:: Records provided ::

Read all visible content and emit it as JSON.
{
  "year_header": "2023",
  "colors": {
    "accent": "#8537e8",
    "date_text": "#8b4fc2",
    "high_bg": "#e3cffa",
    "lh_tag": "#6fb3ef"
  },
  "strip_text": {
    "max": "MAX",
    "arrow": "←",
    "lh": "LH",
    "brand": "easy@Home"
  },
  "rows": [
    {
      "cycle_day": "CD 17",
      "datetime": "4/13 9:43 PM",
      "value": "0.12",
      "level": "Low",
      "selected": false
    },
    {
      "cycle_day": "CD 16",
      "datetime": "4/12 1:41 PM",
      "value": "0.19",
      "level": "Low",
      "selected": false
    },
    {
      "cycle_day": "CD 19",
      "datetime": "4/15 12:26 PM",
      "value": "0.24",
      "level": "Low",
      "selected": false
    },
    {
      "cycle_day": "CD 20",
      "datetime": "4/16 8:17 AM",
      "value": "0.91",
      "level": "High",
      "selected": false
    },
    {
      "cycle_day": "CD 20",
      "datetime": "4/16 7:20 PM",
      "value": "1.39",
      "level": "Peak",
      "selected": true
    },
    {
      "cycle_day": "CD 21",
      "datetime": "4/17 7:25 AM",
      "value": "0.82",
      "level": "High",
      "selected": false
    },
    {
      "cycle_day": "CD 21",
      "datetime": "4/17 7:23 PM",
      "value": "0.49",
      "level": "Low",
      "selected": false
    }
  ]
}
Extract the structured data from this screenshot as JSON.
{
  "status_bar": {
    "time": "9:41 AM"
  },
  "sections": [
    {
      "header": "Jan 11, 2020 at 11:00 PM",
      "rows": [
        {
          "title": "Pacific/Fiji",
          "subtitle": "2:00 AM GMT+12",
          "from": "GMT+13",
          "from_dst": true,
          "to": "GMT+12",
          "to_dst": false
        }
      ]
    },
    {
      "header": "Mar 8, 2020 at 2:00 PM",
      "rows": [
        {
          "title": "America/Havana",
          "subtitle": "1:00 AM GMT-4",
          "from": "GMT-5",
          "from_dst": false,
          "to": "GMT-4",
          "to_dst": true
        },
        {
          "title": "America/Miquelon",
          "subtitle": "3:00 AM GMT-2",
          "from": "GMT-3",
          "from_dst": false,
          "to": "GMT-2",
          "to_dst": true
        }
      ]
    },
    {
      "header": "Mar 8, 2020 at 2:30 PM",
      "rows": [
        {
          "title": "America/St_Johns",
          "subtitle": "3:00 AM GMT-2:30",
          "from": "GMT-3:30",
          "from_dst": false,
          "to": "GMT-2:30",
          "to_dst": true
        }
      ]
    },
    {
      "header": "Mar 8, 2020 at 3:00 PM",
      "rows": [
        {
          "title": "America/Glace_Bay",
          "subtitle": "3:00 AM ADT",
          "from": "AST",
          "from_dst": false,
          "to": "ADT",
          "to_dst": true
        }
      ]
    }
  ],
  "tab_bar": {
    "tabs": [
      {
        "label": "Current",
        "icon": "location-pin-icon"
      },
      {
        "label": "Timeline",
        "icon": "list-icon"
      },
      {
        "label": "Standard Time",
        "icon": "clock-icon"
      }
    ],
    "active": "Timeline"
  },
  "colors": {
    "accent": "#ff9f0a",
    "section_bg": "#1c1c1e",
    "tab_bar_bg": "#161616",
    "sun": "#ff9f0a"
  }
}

:::

§ **Written exercise**
Scan the material above for the word "datetime". Copy each line where it occurs.

§ **Answer for the task**
      "datetime": "4/13 9:43 PM",
      "datetime": "4/12 1:41 PM",
      "datetime": "4/15 12:26 PM",
      "datetime": "4/16 8:17 AM",
      "datetime": "4/16 7:20 PM",
      "datetime": "4/17 7:25 AM",
      "datetime": "4/17 7:23 PM",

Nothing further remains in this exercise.